● **DATASET RECORDS**
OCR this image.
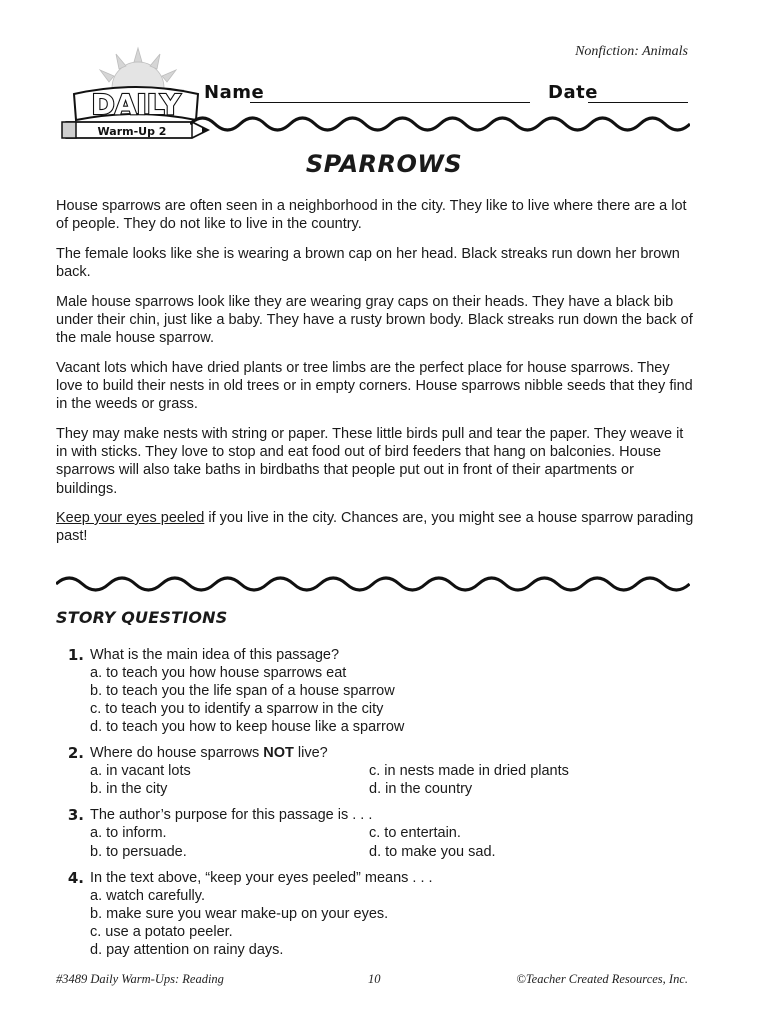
Nonfiction: Animals
DAILY
Warm-Up 2
Name	Date
SPARROWS

House sparrows are often seen in a neighborhood in the city. They like to live where there are a lot of people. They do not like to live in the country.

The female looks like she is wearing a brown cap on her head. Black streaks run down her brown back.

Male house sparrows look like they are wearing gray caps on their heads. They have a black bib under their chin, just like a baby. They have a rusty brown body. Black streaks run down the back of the male house sparrow.

Vacant lots which have dried plants or tree limbs are the perfect place for house sparrows. They love to build their nests in old trees or in empty corners. House sparrows nibble seeds that they find in the weeds or grass.

They may make nests with string or paper. These little birds pull and tear the paper. They weave it in with sticks. They love to stop and eat food out of bird feeders that hang on balconies. House sparrows will also take baths in birdbaths that people put out in front of their apartments or buildings.

Keep your eyes peeled if you live in the city. Chances are, you might see a house sparrow parading past!

STORY QUESTIONS
1. What is the main idea of this passage?
a. to teach you how house sparrows eat
b. to teach you the life span of a house sparrow
c. to teach you to identify a sparrow in the city
d. to teach you how to keep house like a sparrow
2. Where do house sparrows NOT live?
a. in vacant lots
b. in the city
c. in nests made in dried plants
d. in the country
3. The author’s purpose for this passage is . . .
a. to inform.
b. to persuade.
c. to entertain.
d. to make you sad.
4. In the text above, “keep your eyes peeled” means . . .
a. watch carefully.
b. make sure you wear make-up on your eyes.
c. use a potato peeler.
d. pay attention on rainy days.
#3489 Daily Warm-Ups: Reading	10	©Teacher Created Resources, Inc.
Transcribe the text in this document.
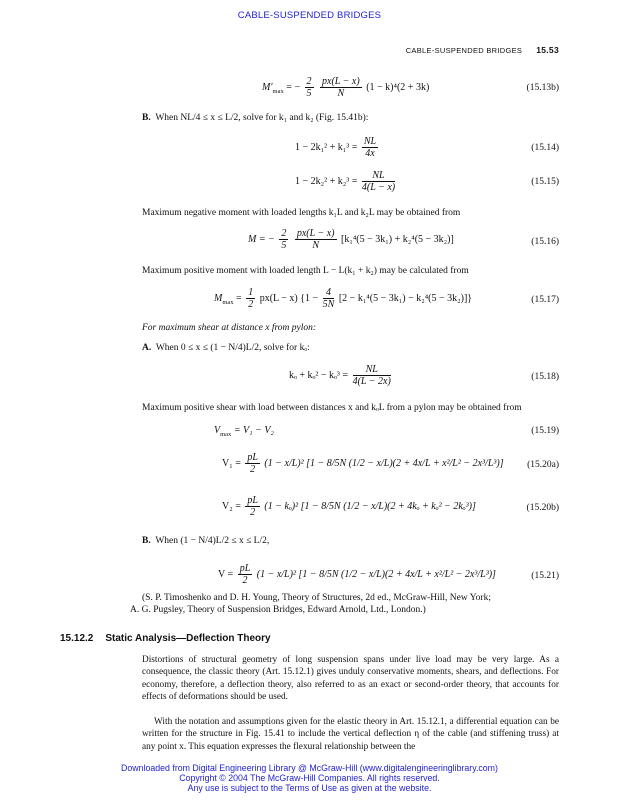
CABLE-SUSPENDED BRIDGES
CABLE-SUSPENDED BRIDGES 15.53
$M'_{max}$ = − $\frac{2}{5}$
$\frac{px(L - x)}{N} (1 - k)^4(2 + 3k)$	(15.13b)
B. When NL/4 ≤ x ≤ L/2, solve for k₁ and k₂ (Fig. 15.41b):
$1 - 2k_1^2 + k_1^3 = \frac{NL}{4x}$	(15.14)
$1 - 2k_2^2 + k_2^3 = \frac{NL}{4(L - x)}$	(15.15)
Maximum negative moment with loaded lengths k₁L and k₂L may be obtained from
M = − $\frac{2}{5}$
$\frac{px(L - x)}{N} [k_1^4(5 - 3k_1) + k_2^4(5 - 3k_2)]$	(15.16)
Maximum positive moment with loaded length L − L(k₁ + k₂) may be calculated from
$M_{max} = \frac{1}{2} px(L - x) \{1 - \frac{4}{5N} [2 - k_1^4(5 - 3k_1) - k_2^4(5 - 3k_2)]\}$	(15.17)
For maximum shear at distance x from pylon:
A. When 0 ≤ x ≤ (1 − N/4)L/2, solve for kₒ:
$k_o + k_o^2 - k_o^3 = \frac{NL}{4(L - 2x)}$	(15.18)
Maximum positive shear with load between distances x and kₒL from a pylon may be obtained from
$V_{max} = V_1 - V_2$	(15.19)
$V_1 = \frac{pL}{2} (1 - x/L)^2$ [1 − 8/5N (1/2 − x/L)(2 + 4x/L + x²/L² − 2x³/L³)] (15.20a)
$V_2 = \frac{pL}{2} (1 - k_o)^2$ [1 − 8/5N (1/2 − x/L)(2 + 4kₒ + kₒ² − 2kₒ³)]	(15.20b)
B. When (1 − N/4)L/2 ≤ x ≤ L/2,
$V = \frac{pL}{2} (1 - x/L)^2$ [1 − 8/5N (1/2 − x/L)(2 + 4x/L + x²/L² − 2x³/L³)]	(15.21)
(S. P. Timoshenko and D. H. Young, Theory of Structures, 2d ed., McGraw-Hill, New York;
A. G. Pugsley, Theory of Suspension Bridges, Edward Arnold, Ltd., London.)
15.12.2 Static Analysis—Deflection Theory
Distortions of structural geometry of long suspension spans under live load may be very large. As a consequence, the classic theory (Art. 15.12.1) gives unduly conservative moments, shears, and deflections. For economy, therefore, a deflection theory, also referred to as an exact or second-order theory, that accounts for effects of deformations should be used.
With the notation and assumptions given for the elastic theory in Art. 15.12.1, a differential equation can be written for the structure in Fig. 15.41 to include the vertical deflection η of the cable (and stiffening truss) at any point x. This equation expresses the flexural relationship between the
Downloaded from Digital Engineering Library @ McGraw-Hill (www.digitalengineeringlibrary.com)
Copyright © 2004 The McGraw-Hill Companies. All rights reserved.
Any use is subject to the Terms of Use as given at the website.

● **WHAT THE TASK ASKS**
Make an exact copy of all entries above, dropping the images.

● **TASK RESULT**
OCR this image.
Nonfiction: Animals
DAILY
Warm-Up 2
Name	Date
SPARROWS

House sparrows are often seen in a neighborhood in the city. They like to live where there are a lot of people. They do not like to live in the country.

The female looks like she is wearing a brown cap on her head. Black streaks run down her brown back.

Male house sparrows look like they are wearing gray caps on their heads. They have a black bib under their chin, just like a baby. They have a rusty brown body. Black streaks run down the back of the male house sparrow.

Vacant lots which have dried plants or tree limbs are the perfect place for house sparrows. They love to build their nests in old trees or in empty corners. House sparrows nibble seeds that they find in the weeds or grass.

They may make nests with string or paper. These little birds pull and tear the paper. They weave it in with sticks. They love to stop and eat food out of bird feeders that hang on balconies. House sparrows will also take baths in birdbaths that people put out in front of their apartments or buildings.

Keep your eyes peeled if you live in the city. Chances are, you might see a house sparrow parading past!

STORY QUESTIONS
1. What is the main idea of this passage?
a. to teach you how house sparrows eat
b. to teach you the life span of a house sparrow
c. to teach you to identify a sparrow in the city
d. to teach you how to keep house like a sparrow
2. Where do house sparrows NOT live?
a. in vacant lots
b. in the city
c. in nests made in dried plants
d. in the country
3. The author’s purpose for this passage is . . .
a. to inform.
b. to persuade.
c. to entertain.
d. to make you sad.
4. In the text above, “keep your eyes peeled” means . . .
a. watch carefully.
b. make sure you wear make-up on your eyes.
c. use a potato peeler.
d. pay attention on rainy days.
#3489 Daily Warm-Ups: Reading	10	©Teacher Created Resources, Inc.
Transcribe the text in this document.
CABLE-SUSPENDED BRIDGES
CABLE-SUSPENDED BRIDGES 15.53
$M'_{max}$ = − $\frac{2}{5}$
$\frac{px(L - x)}{N} (1 - k)^4(2 + 3k)$	(15.13b)
B. When NL/4 ≤ x ≤ L/2, solve for k₁ and k₂ (Fig. 15.41b):
$1 - 2k_1^2 + k_1^3 = \frac{NL}{4x}$	(15.14)
$1 - 2k_2^2 + k_2^3 = \frac{NL}{4(L - x)}$	(15.15)
Maximum negative moment with loaded lengths k₁L and k₂L may be obtained from
M = − $\frac{2}{5}$
$\frac{px(L - x)}{N} [k_1^4(5 - 3k_1) + k_2^4(5 - 3k_2)]$	(15.16)
Maximum positive moment with loaded length L − L(k₁ + k₂) may be calculated from
$M_{max} = \frac{1}{2} px(L - x) \{1 - \frac{4}{5N} [2 - k_1^4(5 - 3k_1) - k_2^4(5 - 3k_2)]\}$	(15.17)
For maximum shear at distance x from pylon:
A. When 0 ≤ x ≤ (1 − N/4)L/2, solve for kₒ:
$k_o + k_o^2 - k_o^3 = \frac{NL}{4(L - 2x)}$	(15.18)
Maximum positive shear with load between distances x and kₒL from a pylon may be obtained from
$V_{max} = V_1 - V_2$	(15.19)
$V_1 = \frac{pL}{2} (1 - x/L)^2$ [1 − 8/5N (1/2 − x/L)(2 + 4x/L + x²/L² − 2x³/L³)] (15.20a)
$V_2 = \frac{pL}{2} (1 - k_o)^2$ [1 − 8/5N (1/2 − x/L)(2 + 4kₒ + kₒ² − 2kₒ³)]	(15.20b)
B. When (1 − N/4)L/2 ≤ x ≤ L/2,
$V = \frac{pL}{2} (1 - x/L)^2$ [1 − 8/5N (1/2 − x/L)(2 + 4x/L + x²/L² − 2x³/L³)]	(15.21)
(S. P. Timoshenko and D. H. Young, Theory of Structures, 2d ed., McGraw-Hill, New York;
A. G. Pugsley, Theory of Suspension Bridges, Edward Arnold, Ltd., London.)
15.12.2 Static Analysis—Deflection Theory
Distortions of structural geometry of long suspension spans under live load may be very large. As a consequence, the classic theory (Art. 15.12.1) gives unduly conservative moments, shears, and deflections. For economy, therefore, a deflection theory, also referred to as an exact or second-order theory, that accounts for effects of deformations should be used.
With the notation and assumptions given for the elastic theory in Art. 15.12.1, a differential equation can be written for the structure in Fig. 15.41 to include the vertical deflection η of the cable (and stiffening truss) at any point x. This equation expresses the flexural relationship between the
Downloaded from Digital Engineering Library @ McGraw-Hill (www.digitalengineeringlibrary.com)
Copyright © 2004 The McGraw-Hill Companies. All rights reserved.
Any use is subject to the Terms of Use as given at the website.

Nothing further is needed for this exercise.